Exercise inputs:

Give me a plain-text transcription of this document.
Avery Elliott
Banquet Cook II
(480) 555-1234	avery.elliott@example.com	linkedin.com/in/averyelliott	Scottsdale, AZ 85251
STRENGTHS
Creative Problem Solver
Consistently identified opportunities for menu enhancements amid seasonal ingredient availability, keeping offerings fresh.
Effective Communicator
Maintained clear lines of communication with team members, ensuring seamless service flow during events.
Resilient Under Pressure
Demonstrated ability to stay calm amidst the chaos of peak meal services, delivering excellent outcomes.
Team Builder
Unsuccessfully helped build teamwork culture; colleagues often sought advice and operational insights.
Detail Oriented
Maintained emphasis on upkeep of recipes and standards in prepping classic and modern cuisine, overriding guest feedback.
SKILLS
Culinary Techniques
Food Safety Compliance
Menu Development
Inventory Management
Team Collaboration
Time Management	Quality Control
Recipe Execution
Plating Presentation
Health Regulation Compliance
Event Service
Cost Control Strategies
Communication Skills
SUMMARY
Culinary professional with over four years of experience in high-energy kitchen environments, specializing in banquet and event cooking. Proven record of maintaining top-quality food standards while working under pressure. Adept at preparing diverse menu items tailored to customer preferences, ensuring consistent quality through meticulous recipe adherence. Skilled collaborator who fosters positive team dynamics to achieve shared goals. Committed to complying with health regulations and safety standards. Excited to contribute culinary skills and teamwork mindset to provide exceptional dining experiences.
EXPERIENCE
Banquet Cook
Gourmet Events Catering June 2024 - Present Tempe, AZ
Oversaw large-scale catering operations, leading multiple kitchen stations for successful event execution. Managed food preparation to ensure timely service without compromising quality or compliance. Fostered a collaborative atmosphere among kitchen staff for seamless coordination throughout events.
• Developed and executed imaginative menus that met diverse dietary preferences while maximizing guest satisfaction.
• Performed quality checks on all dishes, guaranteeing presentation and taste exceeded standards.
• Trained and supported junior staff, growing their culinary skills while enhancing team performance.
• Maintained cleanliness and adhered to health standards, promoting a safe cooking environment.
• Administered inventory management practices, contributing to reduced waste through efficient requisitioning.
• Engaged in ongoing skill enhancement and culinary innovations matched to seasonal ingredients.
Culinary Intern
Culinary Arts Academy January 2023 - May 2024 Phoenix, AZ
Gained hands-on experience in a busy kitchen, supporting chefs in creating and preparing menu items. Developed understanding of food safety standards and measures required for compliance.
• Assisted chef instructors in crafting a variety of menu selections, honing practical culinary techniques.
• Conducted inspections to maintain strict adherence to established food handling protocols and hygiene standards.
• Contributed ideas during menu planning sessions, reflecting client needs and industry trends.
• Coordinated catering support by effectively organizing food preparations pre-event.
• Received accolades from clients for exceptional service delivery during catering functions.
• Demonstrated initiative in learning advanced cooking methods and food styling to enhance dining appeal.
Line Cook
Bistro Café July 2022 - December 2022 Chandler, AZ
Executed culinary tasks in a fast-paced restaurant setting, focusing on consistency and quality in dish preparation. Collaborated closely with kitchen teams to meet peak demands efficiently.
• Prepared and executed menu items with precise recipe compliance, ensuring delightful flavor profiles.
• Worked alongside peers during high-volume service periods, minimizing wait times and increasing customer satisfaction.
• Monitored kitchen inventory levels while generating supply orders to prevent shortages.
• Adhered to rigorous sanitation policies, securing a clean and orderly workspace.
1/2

Directions: In the records above, how many lines include the string "guest"? Answer with only the number.

Finished answer: 2